**The exercise:** From the entries below, gather every line containing the string "liệu".

**Dataset content:**
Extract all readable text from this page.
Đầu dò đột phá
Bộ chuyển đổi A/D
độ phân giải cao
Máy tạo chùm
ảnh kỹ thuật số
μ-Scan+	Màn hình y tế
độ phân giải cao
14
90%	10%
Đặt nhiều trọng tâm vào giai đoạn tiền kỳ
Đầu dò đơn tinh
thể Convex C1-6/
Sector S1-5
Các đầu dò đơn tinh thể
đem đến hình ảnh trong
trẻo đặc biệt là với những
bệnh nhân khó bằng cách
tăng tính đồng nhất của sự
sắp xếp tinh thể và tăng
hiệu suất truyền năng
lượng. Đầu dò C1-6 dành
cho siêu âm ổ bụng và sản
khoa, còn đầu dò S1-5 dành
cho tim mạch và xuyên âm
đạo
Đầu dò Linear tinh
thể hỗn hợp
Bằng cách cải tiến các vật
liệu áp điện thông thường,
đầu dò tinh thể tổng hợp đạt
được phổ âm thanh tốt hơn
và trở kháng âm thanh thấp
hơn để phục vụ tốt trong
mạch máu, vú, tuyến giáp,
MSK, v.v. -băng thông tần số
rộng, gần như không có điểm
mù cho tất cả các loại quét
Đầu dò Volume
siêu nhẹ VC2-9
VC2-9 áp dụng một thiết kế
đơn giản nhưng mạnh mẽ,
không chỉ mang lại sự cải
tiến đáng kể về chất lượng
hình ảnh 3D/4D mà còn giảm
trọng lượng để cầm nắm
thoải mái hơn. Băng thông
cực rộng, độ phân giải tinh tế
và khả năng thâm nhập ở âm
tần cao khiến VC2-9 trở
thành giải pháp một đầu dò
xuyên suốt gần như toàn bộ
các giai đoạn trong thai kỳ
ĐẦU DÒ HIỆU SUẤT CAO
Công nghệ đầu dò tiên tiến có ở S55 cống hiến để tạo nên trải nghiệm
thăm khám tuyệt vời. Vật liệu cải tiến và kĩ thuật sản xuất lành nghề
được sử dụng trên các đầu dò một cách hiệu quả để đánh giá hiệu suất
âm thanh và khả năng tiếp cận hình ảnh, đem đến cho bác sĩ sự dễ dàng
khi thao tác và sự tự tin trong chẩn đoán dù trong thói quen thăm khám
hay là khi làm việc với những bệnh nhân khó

**Answer for the task:**
liệu áp điện thông thường,
thăm khám tuyệt vời. Vật liệu cải tiến và kĩ thuật sản xuất lành nghề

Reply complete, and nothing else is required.